== Recorded information ==

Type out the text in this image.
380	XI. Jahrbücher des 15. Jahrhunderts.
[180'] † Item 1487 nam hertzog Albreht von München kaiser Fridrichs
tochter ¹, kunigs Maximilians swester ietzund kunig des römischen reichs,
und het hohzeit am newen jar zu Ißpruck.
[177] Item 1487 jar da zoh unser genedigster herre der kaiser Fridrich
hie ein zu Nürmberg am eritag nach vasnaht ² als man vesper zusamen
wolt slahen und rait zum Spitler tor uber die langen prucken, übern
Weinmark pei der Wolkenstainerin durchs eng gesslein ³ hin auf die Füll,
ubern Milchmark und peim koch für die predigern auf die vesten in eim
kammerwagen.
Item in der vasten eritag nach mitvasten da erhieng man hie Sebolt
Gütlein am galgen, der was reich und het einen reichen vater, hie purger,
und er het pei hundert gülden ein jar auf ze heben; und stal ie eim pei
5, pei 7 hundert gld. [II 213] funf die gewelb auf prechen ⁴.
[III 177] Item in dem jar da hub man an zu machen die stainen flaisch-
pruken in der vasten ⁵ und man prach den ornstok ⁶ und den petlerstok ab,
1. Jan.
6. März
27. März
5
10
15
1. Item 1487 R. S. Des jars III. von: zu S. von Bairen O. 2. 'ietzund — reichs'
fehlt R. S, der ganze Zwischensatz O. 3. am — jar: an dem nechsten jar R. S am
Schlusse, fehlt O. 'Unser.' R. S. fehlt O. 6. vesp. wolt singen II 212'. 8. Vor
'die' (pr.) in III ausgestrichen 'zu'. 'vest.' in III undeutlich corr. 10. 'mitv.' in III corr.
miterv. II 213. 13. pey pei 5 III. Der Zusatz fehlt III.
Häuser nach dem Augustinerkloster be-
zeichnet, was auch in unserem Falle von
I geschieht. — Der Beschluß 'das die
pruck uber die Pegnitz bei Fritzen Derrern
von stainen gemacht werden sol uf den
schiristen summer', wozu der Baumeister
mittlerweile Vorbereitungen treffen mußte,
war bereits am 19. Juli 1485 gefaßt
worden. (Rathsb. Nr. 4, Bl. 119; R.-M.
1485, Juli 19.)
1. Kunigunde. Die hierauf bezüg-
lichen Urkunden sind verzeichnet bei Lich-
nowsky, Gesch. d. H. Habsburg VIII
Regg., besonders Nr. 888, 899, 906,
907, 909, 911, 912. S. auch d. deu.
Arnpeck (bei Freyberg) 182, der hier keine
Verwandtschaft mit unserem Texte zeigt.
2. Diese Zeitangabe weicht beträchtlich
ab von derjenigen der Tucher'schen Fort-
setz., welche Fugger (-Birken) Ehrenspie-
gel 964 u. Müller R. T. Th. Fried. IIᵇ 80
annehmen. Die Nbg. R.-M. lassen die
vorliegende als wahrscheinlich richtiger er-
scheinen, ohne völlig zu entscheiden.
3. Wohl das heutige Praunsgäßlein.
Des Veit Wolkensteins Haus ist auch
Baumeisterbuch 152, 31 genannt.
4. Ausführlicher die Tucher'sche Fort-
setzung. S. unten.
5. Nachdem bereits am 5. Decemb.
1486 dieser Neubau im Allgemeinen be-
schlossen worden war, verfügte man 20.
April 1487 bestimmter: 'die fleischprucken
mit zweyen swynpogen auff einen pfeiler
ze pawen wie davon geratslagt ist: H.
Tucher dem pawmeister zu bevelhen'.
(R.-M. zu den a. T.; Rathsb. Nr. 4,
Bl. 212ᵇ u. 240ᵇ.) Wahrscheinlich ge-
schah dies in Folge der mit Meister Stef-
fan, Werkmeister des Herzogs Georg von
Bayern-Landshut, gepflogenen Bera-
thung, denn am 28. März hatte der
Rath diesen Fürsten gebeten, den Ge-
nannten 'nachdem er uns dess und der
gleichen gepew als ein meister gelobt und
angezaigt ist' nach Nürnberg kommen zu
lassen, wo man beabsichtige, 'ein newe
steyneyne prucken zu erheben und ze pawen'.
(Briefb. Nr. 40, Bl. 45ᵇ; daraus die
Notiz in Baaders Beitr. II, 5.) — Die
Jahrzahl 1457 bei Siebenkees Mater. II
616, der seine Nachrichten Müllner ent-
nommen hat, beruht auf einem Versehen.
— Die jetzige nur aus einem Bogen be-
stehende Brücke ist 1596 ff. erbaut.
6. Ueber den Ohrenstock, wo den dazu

===

# Exercise aim
Reproduce the data in full, exactly as presented.

# Task solution
Type out the text in this image.
380	XI. Jahrbücher des 15. Jahrhunderts.
[180'] † Item 1487 nam hertzog Albreht von München kaiser Fridrichs
tochter ¹, kunigs Maximilians swester ietzund kunig des römischen reichs,
und het hohzeit am newen jar zu Ißpruck.
[177] Item 1487 jar da zoh unser genedigster herre der kaiser Fridrich
hie ein zu Nürmberg am eritag nach vasnaht ² als man vesper zusamen
wolt slahen und rait zum Spitler tor uber die langen prucken, übern
Weinmark pei der Wolkenstainerin durchs eng gesslein ³ hin auf die Füll,
ubern Milchmark und peim koch für die predigern auf die vesten in eim
kammerwagen.
Item in der vasten eritag nach mitvasten da erhieng man hie Sebolt
Gütlein am galgen, der was reich und het einen reichen vater, hie purger,
und er het pei hundert gülden ein jar auf ze heben; und stal ie eim pei
5, pei 7 hundert gld. [II 213] funf die gewelb auf prechen ⁴.
[III 177] Item in dem jar da hub man an zu machen die stainen flaisch-
pruken in der vasten ⁵ und man prach den ornstok ⁶ und den petlerstok ab,
1. Jan.
6. März
27. März
5
10
15
1. Item 1487 R. S. Des jars III. von: zu S. von Bairen O. 2. 'ietzund — reichs'
fehlt R. S, der ganze Zwischensatz O. 3. am — jar: an dem nechsten jar R. S am
Schlusse, fehlt O. 'Unser.' R. S. fehlt O. 6. vesp. wolt singen II 212'. 8. Vor
'die' (pr.) in III ausgestrichen 'zu'. 'vest.' in III undeutlich corr. 10. 'mitv.' in III corr.
miterv. II 213. 13. pey pei 5 III. Der Zusatz fehlt III.
Häuser nach dem Augustinerkloster be-
zeichnet, was auch in unserem Falle von
I geschieht. — Der Beschluß 'das die
pruck uber die Pegnitz bei Fritzen Derrern
von stainen gemacht werden sol uf den
schiristen summer', wozu der Baumeister
mittlerweile Vorbereitungen treffen mußte,
war bereits am 19. Juli 1485 gefaßt
worden. (Rathsb. Nr. 4, Bl. 119; R.-M.
1485, Juli 19.)
1. Kunigunde. Die hierauf bezüg-
lichen Urkunden sind verzeichnet bei Lich-
nowsky, Gesch. d. H. Habsburg VIII
Regg., besonders Nr. 888, 899, 906,
907, 909, 911, 912. S. auch d. deu.
Arnpeck (bei Freyberg) 182, der hier keine
Verwandtschaft mit unserem Texte zeigt.
2. Diese Zeitangabe weicht beträchtlich
ab von derjenigen der Tucher'schen Fort-
setz., welche Fugger (-Birken) Ehrenspie-
gel 964 u. Müller R. T. Th. Fried. IIᵇ 80
annehmen. Die Nbg. R.-M. lassen die
vorliegende als wahrscheinlich richtiger er-
scheinen, ohne völlig zu entscheiden.
3. Wohl das heutige Praunsgäßlein.
Des Veit Wolkensteins Haus ist auch
Baumeisterbuch 152, 31 genannt.
4. Ausführlicher die Tucher'sche Fort-
setzung. S. unten.
5. Nachdem bereits am 5. Decemb.
1486 dieser Neubau im Allgemeinen be-
schlossen worden war, verfügte man 20.
April 1487 bestimmter: 'die fleischprucken
mit zweyen swynpogen auff einen pfeiler
ze pawen wie davon geratslagt ist: H.
Tucher dem pawmeister zu bevelhen'.
(R.-M. zu den a. T.; Rathsb. Nr. 4,
Bl. 212ᵇ u. 240ᵇ.) Wahrscheinlich ge-
schah dies in Folge der mit Meister Stef-
fan, Werkmeister des Herzogs Georg von
Bayern-Landshut, gepflogenen Bera-
thung, denn am 28. März hatte der
Rath diesen Fürsten gebeten, den Ge-
nannten 'nachdem er uns dess und der
gleichen gepew als ein meister gelobt und
angezaigt ist' nach Nürnberg kommen zu
lassen, wo man beabsichtige, 'ein newe
steyneyne prucken zu erheben und ze pawen'.
(Briefb. Nr. 40, Bl. 45ᵇ; daraus die
Notiz in Baaders Beitr. II, 5.) — Die
Jahrzahl 1457 bei Siebenkees Mater. II
616, der seine Nachrichten Müllner ent-
nommen hat, beruht auf einem Versehen.
— Die jetzige nur aus einem Bogen be-
stehende Brücke ist 1596 ff. erbaut.
6. Ueber den Ohrenstock, wo den dazu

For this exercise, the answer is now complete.